Records provided —

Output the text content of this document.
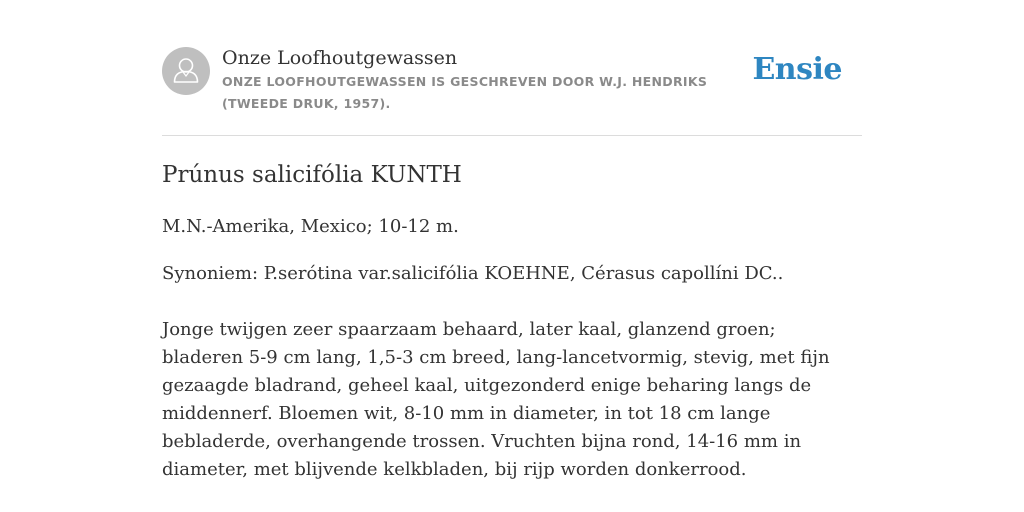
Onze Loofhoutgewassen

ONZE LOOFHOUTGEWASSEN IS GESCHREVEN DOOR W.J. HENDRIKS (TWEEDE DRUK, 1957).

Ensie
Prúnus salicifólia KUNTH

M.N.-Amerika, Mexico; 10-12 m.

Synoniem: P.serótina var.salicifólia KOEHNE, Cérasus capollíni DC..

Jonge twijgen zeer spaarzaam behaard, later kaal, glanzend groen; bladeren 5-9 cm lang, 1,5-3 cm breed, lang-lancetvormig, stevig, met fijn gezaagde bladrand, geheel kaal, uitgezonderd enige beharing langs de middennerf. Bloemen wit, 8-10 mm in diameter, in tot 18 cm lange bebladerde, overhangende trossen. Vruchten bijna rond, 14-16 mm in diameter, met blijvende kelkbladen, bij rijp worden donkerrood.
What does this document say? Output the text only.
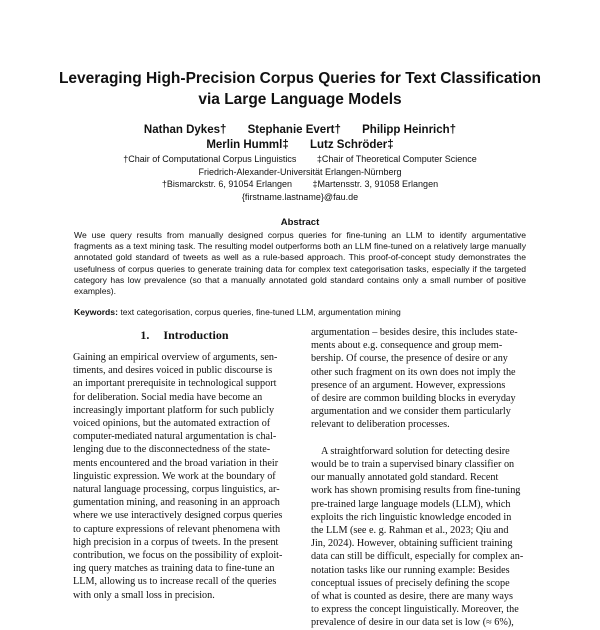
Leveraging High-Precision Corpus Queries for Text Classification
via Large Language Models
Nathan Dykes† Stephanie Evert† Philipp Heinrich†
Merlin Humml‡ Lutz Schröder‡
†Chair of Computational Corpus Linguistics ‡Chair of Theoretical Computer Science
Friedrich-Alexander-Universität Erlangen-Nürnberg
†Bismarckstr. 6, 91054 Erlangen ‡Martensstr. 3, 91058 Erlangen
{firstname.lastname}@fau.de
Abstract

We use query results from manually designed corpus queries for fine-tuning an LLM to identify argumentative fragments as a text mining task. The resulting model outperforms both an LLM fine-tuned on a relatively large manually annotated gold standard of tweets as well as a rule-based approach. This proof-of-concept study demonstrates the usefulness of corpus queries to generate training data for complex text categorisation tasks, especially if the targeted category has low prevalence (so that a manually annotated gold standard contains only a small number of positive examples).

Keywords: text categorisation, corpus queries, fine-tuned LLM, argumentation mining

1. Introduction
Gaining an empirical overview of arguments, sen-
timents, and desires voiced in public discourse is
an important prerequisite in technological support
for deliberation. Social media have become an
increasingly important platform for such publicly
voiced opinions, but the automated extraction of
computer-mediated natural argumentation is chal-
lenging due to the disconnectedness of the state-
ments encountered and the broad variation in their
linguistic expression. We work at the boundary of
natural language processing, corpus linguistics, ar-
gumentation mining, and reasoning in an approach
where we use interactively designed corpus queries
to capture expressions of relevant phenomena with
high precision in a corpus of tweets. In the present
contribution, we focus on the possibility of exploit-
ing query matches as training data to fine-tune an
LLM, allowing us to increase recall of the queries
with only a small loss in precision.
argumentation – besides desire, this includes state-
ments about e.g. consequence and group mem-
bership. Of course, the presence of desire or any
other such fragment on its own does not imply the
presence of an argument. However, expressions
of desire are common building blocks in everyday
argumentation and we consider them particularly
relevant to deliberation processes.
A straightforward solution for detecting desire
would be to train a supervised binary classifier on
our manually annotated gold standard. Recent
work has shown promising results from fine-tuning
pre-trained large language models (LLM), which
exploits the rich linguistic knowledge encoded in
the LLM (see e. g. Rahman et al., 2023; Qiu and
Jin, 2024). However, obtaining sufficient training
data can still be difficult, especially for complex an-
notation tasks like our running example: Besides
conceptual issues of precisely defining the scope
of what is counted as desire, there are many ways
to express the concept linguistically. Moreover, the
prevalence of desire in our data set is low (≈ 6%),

==

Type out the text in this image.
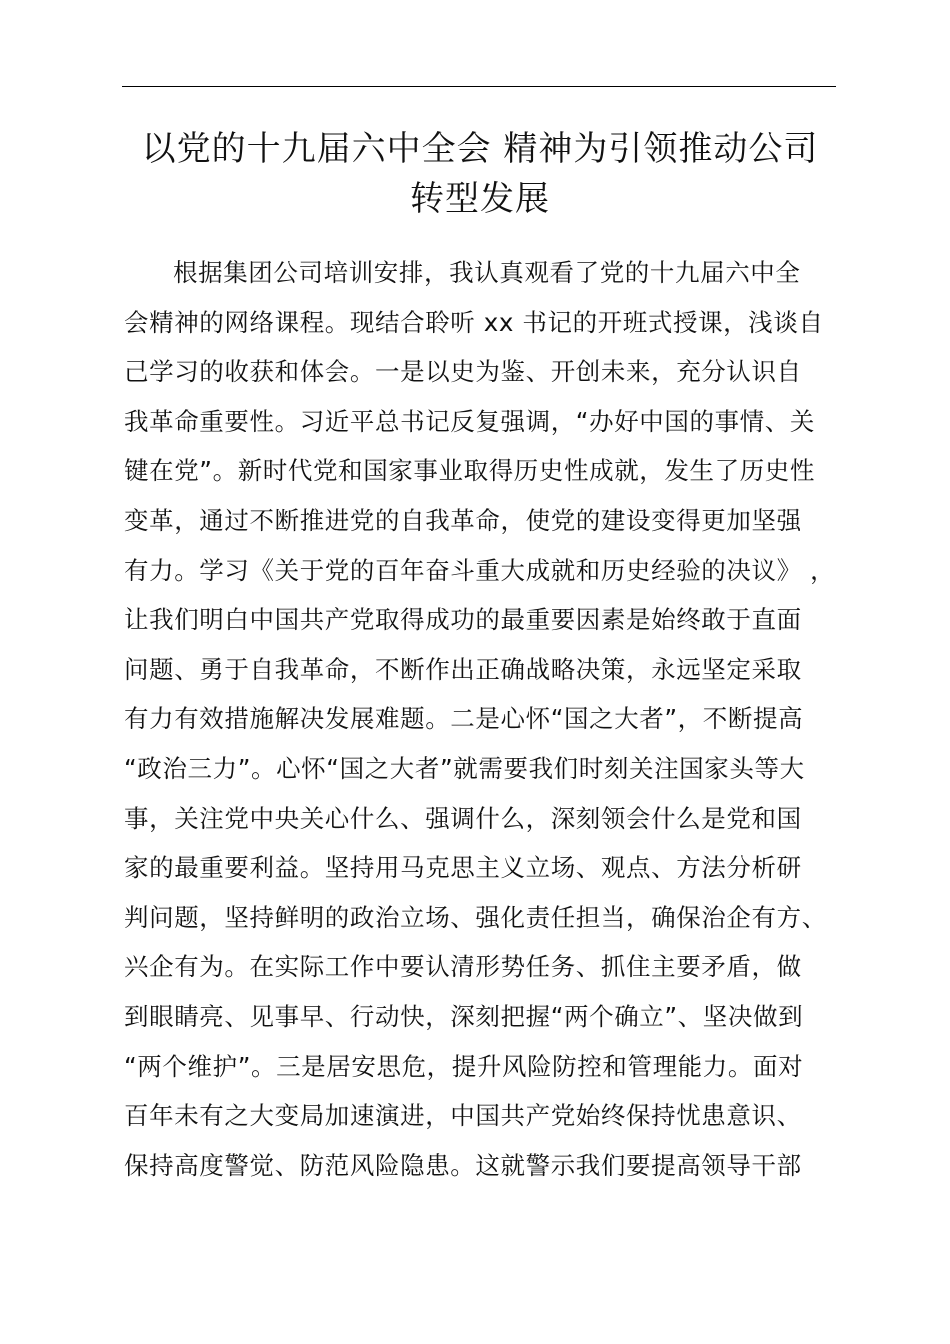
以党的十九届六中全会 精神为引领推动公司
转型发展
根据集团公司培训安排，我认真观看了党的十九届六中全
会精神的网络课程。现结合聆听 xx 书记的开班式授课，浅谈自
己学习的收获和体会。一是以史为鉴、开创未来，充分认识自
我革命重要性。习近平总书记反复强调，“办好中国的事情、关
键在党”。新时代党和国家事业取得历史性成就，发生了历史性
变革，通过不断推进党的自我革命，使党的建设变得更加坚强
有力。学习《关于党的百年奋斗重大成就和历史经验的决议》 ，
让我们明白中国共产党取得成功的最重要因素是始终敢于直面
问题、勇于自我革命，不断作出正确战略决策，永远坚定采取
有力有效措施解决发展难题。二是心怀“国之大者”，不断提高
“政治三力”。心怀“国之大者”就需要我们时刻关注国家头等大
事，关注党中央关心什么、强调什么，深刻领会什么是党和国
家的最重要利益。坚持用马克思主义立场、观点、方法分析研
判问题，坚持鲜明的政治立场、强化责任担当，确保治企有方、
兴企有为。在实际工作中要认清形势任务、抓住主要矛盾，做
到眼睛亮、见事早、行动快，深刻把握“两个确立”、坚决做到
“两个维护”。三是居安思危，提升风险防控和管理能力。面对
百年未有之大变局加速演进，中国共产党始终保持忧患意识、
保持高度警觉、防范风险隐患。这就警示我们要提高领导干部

Work to do — Collect each line of the entries that has the word "Output", copying it in full.

Task solution —
Output the text content of this document.
What does this document say? Output the text only.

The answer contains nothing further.